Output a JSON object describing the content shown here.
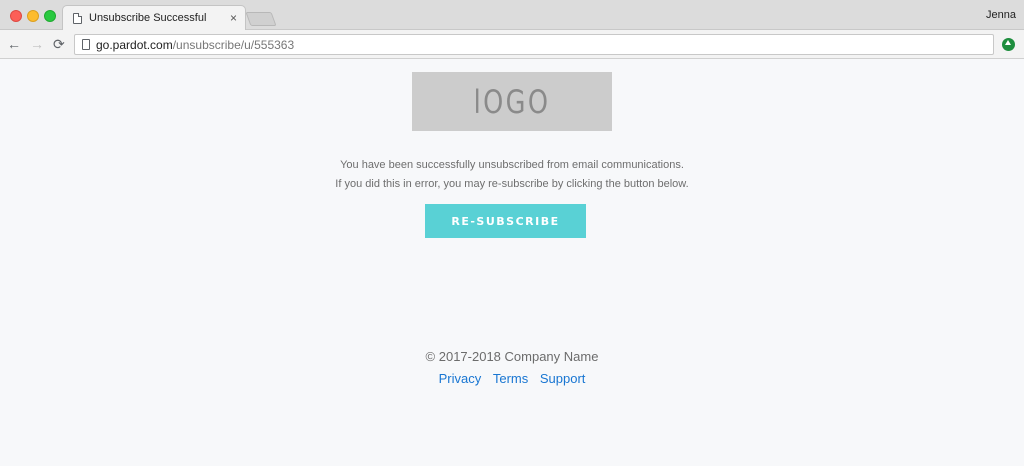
{
  "browser": {
    "tab_title": "Unsubscribe Successful",
    "tab_close": "×",
    "profile_name": "Jenna",
    "url_host": "go.pardot.com",
    "url_path": "/unsubscribe/u/555363"
  },
  "page": {
    "logo_text": "lOGO",
    "message_line1": "You have been successfully unsubscribed from email communications.",
    "message_line2": "If you did this in error, you may re-subscribe by clicking the button below.",
    "resubscribe_label": "RE-SUBSCRIBE",
    "copyright": "© 2017-2018 Company Name",
    "footer_links": [
      "Privacy",
      "Terms",
      "Support"
    ]
  },
  "colors": {
    "button": "#59d1d5",
    "link": "#1976d2",
    "logo_bg": "#cccccc"
  }
}
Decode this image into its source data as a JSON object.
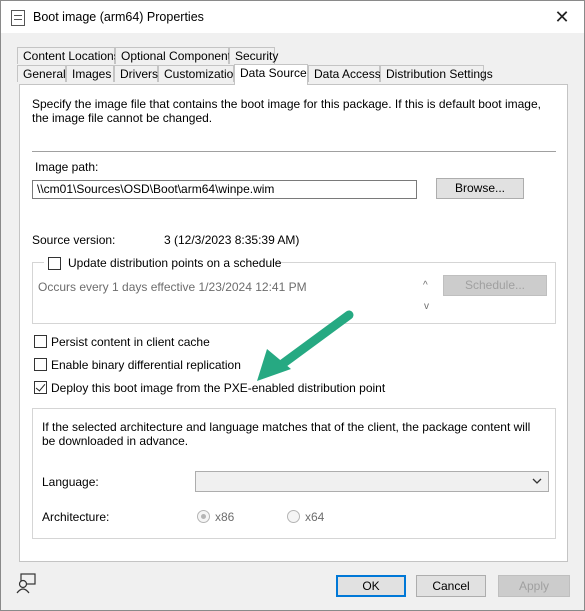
{
  "window": {
    "title": "Boot image (arm64) Properties",
    "close_glyph": "✕"
  },
  "tabs": {
    "row1": [
      "Content Locations",
      "Optional Components",
      "Security"
    ],
    "row2": [
      "General",
      "Images",
      "Drivers",
      "Customization",
      "Data Source",
      "Data Access",
      "Distribution Settings"
    ],
    "active": "Data Source"
  },
  "panel": {
    "description": "Specify the image file that contains the boot image for this package. If this is default boot image, the image file cannot be changed.",
    "image_path_label": "Image path:",
    "image_path_value": "\\\\cm01\\Sources\\OSD\\Boot\\arm64\\winpe.wim",
    "browse_label": "Browse...",
    "source_version_label": "Source version:",
    "source_version_value": "3 (12/3/2023 8:35:39 AM)",
    "schedule_group": {
      "checkbox_label": "Update distribution points on a schedule",
      "checked": false,
      "schedule_text": "Occurs every 1 days effective 1/23/2024 12:41 PM",
      "schedule_button": "Schedule...",
      "scroll_up": "^",
      "scroll_down": "v"
    },
    "persist_label": "Persist content in client cache",
    "persist_checked": false,
    "binary_label": "Enable binary differential replication",
    "binary_checked": false,
    "pxe_label": "Deploy this boot image from the PXE-enabled distribution point",
    "pxe_checked": true,
    "pxe_group": {
      "info": "If the selected architecture and language matches that of the client, the package content will be downloaded in advance.",
      "language_label": "Language:",
      "language_value": "",
      "architecture_label": "Architecture:",
      "arch_x86": "x86",
      "arch_x64": "x64",
      "arch_selected": "x86"
    }
  },
  "annotation": {
    "arrow_color": "#26a982"
  },
  "footer": {
    "ok": "OK",
    "cancel": "Cancel",
    "apply": "Apply"
  }
}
+ + + + + + +
▶ **Instructions to follow**: Select every line above that contains the word "false", and copy it.

▶ **Expected answer**:
      "checked": false,
    "persist_checked": false,
    "binary_checked": false,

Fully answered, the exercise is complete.